**Description of the task:** Pick out every line of the data below that contains the string "tank", and copy each one. Case matters.

**Extracted records:**

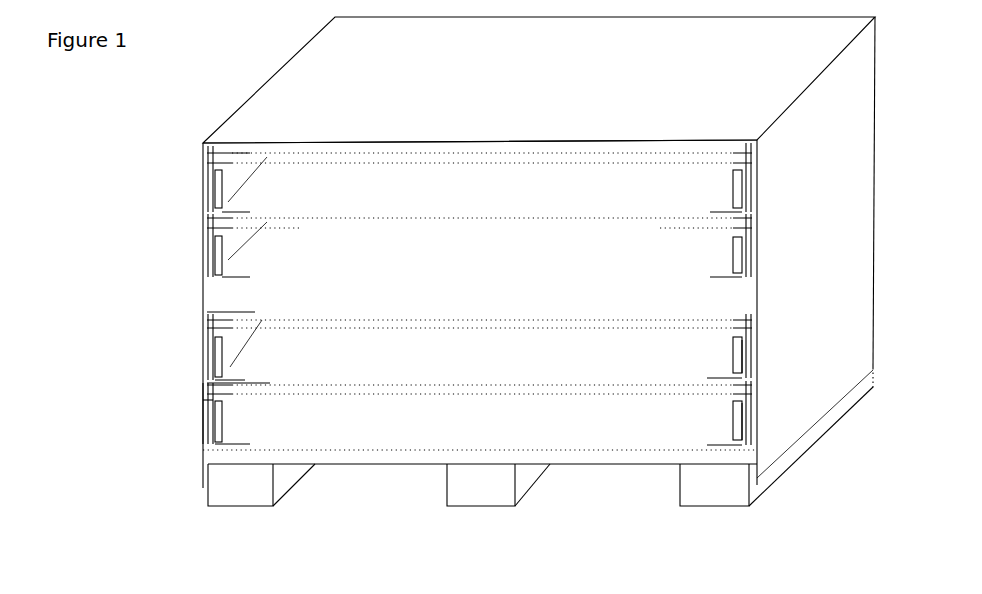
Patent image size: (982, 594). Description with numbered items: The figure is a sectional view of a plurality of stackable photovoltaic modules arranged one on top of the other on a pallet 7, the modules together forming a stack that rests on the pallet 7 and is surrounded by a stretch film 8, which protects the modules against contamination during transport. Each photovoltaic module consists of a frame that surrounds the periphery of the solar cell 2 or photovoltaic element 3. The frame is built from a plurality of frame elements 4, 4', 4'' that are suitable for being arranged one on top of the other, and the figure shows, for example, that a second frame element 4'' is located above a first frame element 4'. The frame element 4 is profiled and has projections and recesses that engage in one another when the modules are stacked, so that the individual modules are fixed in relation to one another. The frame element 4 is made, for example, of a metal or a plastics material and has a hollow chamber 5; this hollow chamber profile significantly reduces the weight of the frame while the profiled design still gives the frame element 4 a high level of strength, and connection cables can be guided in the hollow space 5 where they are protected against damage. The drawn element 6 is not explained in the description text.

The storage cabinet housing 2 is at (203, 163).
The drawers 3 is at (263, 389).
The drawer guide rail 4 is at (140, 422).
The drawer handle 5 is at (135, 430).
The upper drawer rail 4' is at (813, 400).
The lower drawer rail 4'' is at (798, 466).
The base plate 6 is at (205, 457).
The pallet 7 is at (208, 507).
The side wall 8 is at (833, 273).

==

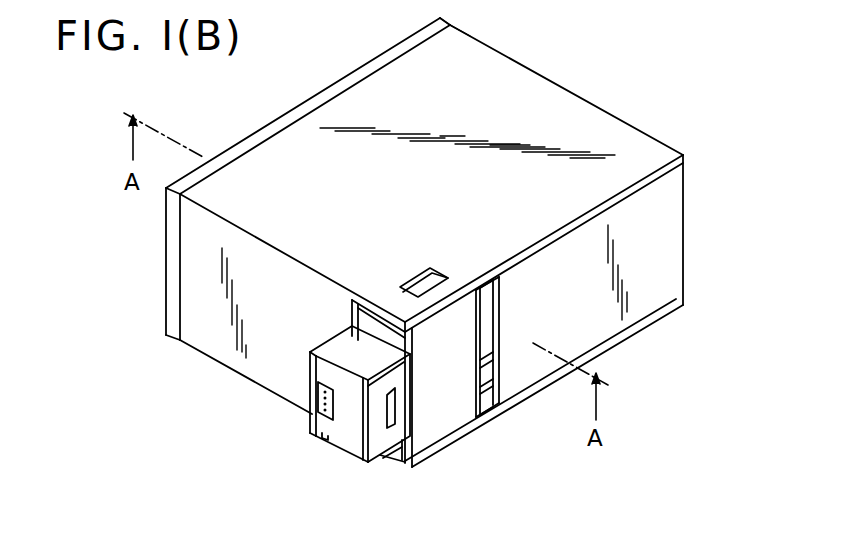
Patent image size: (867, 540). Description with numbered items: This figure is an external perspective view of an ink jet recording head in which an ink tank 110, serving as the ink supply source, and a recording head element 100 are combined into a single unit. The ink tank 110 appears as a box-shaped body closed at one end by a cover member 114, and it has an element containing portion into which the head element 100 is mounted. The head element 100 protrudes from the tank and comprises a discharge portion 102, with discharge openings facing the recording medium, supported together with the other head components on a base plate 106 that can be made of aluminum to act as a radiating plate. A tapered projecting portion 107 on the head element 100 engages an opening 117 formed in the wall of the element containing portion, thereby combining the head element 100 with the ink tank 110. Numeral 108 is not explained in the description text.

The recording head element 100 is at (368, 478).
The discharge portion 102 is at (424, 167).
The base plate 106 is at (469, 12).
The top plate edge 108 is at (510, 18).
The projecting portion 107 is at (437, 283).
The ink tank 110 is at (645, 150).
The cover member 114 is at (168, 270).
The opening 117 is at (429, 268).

**Complete response:**
Patent image size: (867, 540). Description with numbered items: This figure is an external perspective view of an ink jet recording head in which an ink tank 110, serving as the ink supply source, and a recording head element 100 are combined into a single unit. The ink tank 110 appears as a box-shaped body closed at one end by a cover member 114, and it has an element containing portion into which the head element 100 is mounted. The head element 100 protrudes from the tank and comprises a discharge portion 102, with discharge openings facing the recording medium, supported together with the other head components on a base plate 106 that can be made of aluminum to act as a radiating plate. A tapered projecting portion 107 on the head element 100 engages an opening 117 formed in the wall of the element containing portion, thereby combining the head element 100 with the ink tank 110. Numeral 108 is not explained in the description text.
The ink tank 110 is at (645, 150).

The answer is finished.